◆ WHAT NEEDS TO BE DONE: Transcribe the entries below exactly.

◆ RECORD SET:
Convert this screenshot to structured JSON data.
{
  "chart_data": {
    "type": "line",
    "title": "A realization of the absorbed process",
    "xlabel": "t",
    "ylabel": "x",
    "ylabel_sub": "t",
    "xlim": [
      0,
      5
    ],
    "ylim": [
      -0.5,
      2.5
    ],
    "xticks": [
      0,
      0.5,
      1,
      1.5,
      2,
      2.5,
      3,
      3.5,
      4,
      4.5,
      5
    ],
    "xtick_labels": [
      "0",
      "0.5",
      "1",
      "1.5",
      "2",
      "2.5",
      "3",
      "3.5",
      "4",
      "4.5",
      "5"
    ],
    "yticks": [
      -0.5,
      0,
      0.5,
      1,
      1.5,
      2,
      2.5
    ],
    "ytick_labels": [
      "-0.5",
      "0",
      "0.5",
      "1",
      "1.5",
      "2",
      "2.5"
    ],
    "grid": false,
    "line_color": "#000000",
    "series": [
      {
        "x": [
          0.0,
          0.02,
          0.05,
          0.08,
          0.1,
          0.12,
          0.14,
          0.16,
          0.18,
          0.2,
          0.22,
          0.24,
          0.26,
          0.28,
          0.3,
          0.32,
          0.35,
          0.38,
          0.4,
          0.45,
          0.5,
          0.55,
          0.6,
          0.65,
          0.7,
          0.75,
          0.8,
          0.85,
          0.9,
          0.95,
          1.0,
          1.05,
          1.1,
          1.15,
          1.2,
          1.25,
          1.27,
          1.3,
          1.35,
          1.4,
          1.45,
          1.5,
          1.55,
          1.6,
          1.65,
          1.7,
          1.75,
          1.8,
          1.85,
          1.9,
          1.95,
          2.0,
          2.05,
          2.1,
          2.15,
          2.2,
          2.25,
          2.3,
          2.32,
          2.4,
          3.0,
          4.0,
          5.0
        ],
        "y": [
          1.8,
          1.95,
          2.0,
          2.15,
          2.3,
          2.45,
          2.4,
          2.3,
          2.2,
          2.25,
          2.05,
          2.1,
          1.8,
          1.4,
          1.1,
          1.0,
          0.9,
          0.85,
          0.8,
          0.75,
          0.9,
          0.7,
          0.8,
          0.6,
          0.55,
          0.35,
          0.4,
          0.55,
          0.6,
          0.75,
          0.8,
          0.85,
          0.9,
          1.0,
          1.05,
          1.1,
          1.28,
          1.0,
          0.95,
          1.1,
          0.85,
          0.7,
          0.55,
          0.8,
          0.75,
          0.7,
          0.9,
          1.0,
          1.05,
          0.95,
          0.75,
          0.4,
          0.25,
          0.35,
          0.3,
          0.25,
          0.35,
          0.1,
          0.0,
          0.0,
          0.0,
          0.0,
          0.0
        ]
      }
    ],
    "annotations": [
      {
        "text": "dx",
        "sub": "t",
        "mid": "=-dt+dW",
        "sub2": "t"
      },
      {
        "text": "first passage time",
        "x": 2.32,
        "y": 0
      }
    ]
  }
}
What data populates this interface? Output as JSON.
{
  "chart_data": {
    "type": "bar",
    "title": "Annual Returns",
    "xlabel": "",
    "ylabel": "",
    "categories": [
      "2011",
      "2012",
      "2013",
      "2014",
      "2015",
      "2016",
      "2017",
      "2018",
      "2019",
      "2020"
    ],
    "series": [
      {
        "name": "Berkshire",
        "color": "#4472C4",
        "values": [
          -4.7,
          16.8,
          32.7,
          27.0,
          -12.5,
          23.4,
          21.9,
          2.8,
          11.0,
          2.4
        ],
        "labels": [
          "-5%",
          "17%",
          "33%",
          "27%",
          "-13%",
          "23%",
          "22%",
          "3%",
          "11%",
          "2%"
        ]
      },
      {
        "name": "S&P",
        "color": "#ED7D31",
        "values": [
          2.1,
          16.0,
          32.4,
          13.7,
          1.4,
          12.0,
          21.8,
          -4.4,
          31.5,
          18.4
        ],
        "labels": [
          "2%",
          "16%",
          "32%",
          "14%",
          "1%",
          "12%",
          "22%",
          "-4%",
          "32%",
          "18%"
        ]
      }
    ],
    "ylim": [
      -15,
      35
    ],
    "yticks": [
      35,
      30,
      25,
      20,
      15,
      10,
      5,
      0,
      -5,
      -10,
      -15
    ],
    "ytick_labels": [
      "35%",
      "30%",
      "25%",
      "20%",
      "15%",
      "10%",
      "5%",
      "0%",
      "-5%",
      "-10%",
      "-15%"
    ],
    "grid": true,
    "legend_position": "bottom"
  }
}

◆ FINISHED TASK:
Convert this screenshot to structured JSON data.
{
  "chart_data": {
    "type": "line",
    "title": "A realization of the absorbed process",
    "xlabel": "t",
    "ylabel": "x",
    "ylabel_sub": "t",
    "xlim": [
      0,
      5
    ],
    "ylim": [
      -0.5,
      2.5
    ],
    "xticks": [
      0,
      0.5,
      1,
      1.5,
      2,
      2.5,
      3,
      3.5,
      4,
      4.5,
      5
    ],
    "xtick_labels": [
      "0",
      "0.5",
      "1",
      "1.5",
      "2",
      "2.5",
      "3",
      "3.5",
      "4",
      "4.5",
      "5"
    ],
    "yticks": [
      -0.5,
      0,
      0.5,
      1,
      1.5,
      2,
      2.5
    ],
    "ytick_labels": [
      "-0.5",
      "0",
      "0.5",
      "1",
      "1.5",
      "2",
      "2.5"
    ],
    "grid": false,
    "line_color": "#000000",
    "series": [
      {
        "x": [
          0.0,
          0.02,
          0.05,
          0.08,
          0.1,
          0.12,
          0.14,
          0.16,
          0.18,
          0.2,
          0.22,
          0.24,
          0.26,
          0.28,
          0.3,
          0.32,
          0.35,
          0.38,
          0.4,
          0.45,
          0.5,
          0.55,
          0.6,
          0.65,
          0.7,
          0.75,
          0.8,
          0.85,
          0.9,
          0.95,
          1.0,
          1.05,
          1.1,
          1.15,
          1.2,
          1.25,
          1.27,
          1.3,
          1.35,
          1.4,
          1.45,
          1.5,
          1.55,
          1.6,
          1.65,
          1.7,
          1.75,
          1.8,
          1.85,
          1.9,
          1.95,
          2.0,
          2.05,
          2.1,
          2.15,
          2.2,
          2.25,
          2.3,
          2.32,
          2.4,
          3.0,
          4.0,
          5.0
        ],
        "y": [
          1.8,
          1.95,
          2.0,
          2.15,
          2.3,
          2.45,
          2.4,
          2.3,
          2.2,
          2.25,
          2.05,
          2.1,
          1.8,
          1.4,
          1.1,
          1.0,
          0.9,
          0.85,
          0.8,
          0.75,
          0.9,
          0.7,
          0.8,
          0.6,
          0.55,
          0.35,
          0.4,
          0.55,
          0.6,
          0.75,
          0.8,
          0.85,
          0.9,
          1.0,
          1.05,
          1.1,
          1.28,
          1.0,
          0.95,
          1.1,
          0.85,
          0.7,
          0.55,
          0.8,
          0.75,
          0.7,
          0.9,
          1.0,
          1.05,
          0.95,
          0.75,
          0.4,
          0.25,
          0.35,
          0.3,
          0.25,
          0.35,
          0.1,
          0.0,
          0.0,
          0.0,
          0.0,
          0.0
        ]
      }
    ],
    "annotations": [
      {
        "text": "dx",
        "sub": "t",
        "mid": "=-dt+dW",
        "sub2": "t"
      },
      {
        "text": "first passage time",
        "x": 2.32,
        "y": 0
      }
    ]
  }
}
What data populates this interface? Output as JSON.
{
  "chart_data": {
    "type": "bar",
    "title": "Annual Returns",
    "xlabel": "",
    "ylabel": "",
    "categories": [
      "2011",
      "2012",
      "2013",
      "2014",
      "2015",
      "2016",
      "2017",
      "2018",
      "2019",
      "2020"
    ],
    "series": [
      {
        "name": "Berkshire",
        "color": "#4472C4",
        "values": [
          -4.7,
          16.8,
          32.7,
          27.0,
          -12.5,
          23.4,
          21.9,
          2.8,
          11.0,
          2.4
        ],
        "labels": [
          "-5%",
          "17%",
          "33%",
          "27%",
          "-13%",
          "23%",
          "22%",
          "3%",
          "11%",
          "2%"
        ]
      },
      {
        "name": "S&P",
        "color": "#ED7D31",
        "values": [
          2.1,
          16.0,
          32.4,
          13.7,
          1.4,
          12.0,
          21.8,
          -4.4,
          31.5,
          18.4
        ],
        "labels": [
          "2%",
          "16%",
          "32%",
          "14%",
          "1%",
          "12%",
          "22%",
          "-4%",
          "32%",
          "18%"
        ]
      }
    ],
    "ylim": [
      -15,
      35
    ],
    "yticks": [
      35,
      30,
      25,
      20,
      15,
      10,
      5,
      0,
      -5,
      -10,
      -15
    ],
    "ytick_labels": [
      "35%",
      "30%",
      "25%",
      "20%",
      "15%",
      "10%",
      "5%",
      "0%",
      "-5%",
      "-10%",
      "-15%"
    ],
    "grid": true,
    "legend_position": "bottom"
  }
}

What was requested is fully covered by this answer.